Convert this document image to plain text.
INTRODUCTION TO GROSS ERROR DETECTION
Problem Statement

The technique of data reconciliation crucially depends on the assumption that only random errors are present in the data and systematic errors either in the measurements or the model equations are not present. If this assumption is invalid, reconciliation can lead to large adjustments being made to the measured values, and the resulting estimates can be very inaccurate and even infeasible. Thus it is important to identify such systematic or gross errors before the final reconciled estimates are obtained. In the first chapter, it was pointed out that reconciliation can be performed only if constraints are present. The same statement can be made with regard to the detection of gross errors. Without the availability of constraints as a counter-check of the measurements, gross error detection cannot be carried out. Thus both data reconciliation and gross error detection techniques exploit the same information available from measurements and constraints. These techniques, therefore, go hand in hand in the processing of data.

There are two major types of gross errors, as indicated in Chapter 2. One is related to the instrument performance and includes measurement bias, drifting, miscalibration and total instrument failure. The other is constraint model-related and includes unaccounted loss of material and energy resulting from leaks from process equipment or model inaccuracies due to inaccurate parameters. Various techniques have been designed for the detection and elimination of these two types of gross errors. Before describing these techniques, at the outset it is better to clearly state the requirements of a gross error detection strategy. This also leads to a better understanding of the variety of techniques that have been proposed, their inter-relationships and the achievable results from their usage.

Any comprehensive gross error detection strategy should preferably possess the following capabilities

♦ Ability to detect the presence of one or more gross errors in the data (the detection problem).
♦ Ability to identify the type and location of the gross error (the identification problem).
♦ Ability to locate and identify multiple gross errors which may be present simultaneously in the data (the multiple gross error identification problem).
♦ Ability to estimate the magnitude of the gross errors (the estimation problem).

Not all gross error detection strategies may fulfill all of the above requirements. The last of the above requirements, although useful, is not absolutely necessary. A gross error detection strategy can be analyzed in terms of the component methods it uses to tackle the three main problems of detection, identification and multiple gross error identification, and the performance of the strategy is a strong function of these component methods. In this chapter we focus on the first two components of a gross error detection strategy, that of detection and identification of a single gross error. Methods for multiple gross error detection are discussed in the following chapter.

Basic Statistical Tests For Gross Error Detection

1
##############################
### [GOAL OF THE EXERCISE]
Write out every entry word for word.

### [ANSWER TO THE TASK]
Convert this document image to plain text.
INTRODUCTION TO GROSS ERROR DETECTION
Problem Statement

The technique of data reconciliation crucially depends on the assumption that only random errors are present in the data and systematic errors either in the measurements or the model equations are not present. If this assumption is invalid, reconciliation can lead to large adjustments being made to the measured values, and the resulting estimates can be very inaccurate and even infeasible. Thus it is important to identify such systematic or gross errors before the final reconciled estimates are obtained. In the first chapter, it was pointed out that reconciliation can be performed only if constraints are present. The same statement can be made with regard to the detection of gross errors. Without the availability of constraints as a counter-check of the measurements, gross error detection cannot be carried out. Thus both data reconciliation and gross error detection techniques exploit the same information available from measurements and constraints. These techniques, therefore, go hand in hand in the processing of data.

There are two major types of gross errors, as indicated in Chapter 2. One is related to the instrument performance and includes measurement bias, drifting, miscalibration and total instrument failure. The other is constraint model-related and includes unaccounted loss of material and energy resulting from leaks from process equipment or model inaccuracies due to inaccurate parameters. Various techniques have been designed for the detection and elimination of these two types of gross errors. Before describing these techniques, at the outset it is better to clearly state the requirements of a gross error detection strategy. This also leads to a better understanding of the variety of techniques that have been proposed, their inter-relationships and the achievable results from their usage.

Any comprehensive gross error detection strategy should preferably possess the following capabilities

♦ Ability to detect the presence of one or more gross errors in the data (the detection problem).
♦ Ability to identify the type and location of the gross error (the identification problem).
♦ Ability to locate and identify multiple gross errors which may be present simultaneously in the data (the multiple gross error identification problem).
♦ Ability to estimate the magnitude of the gross errors (the estimation problem).

Not all gross error detection strategies may fulfill all of the above requirements. The last of the above requirements, although useful, is not absolutely necessary. A gross error detection strategy can be analyzed in terms of the component methods it uses to tackle the three main problems of detection, identification and multiple gross error identification, and the performance of the strategy is a strong function of these component methods. In this chapter we focus on the first two components of a gross error detection strategy, that of detection and identification of a single gross error. Methods for multiple gross error detection are discussed in the following chapter.

Basic Statistical Tests For Gross Error Detection

1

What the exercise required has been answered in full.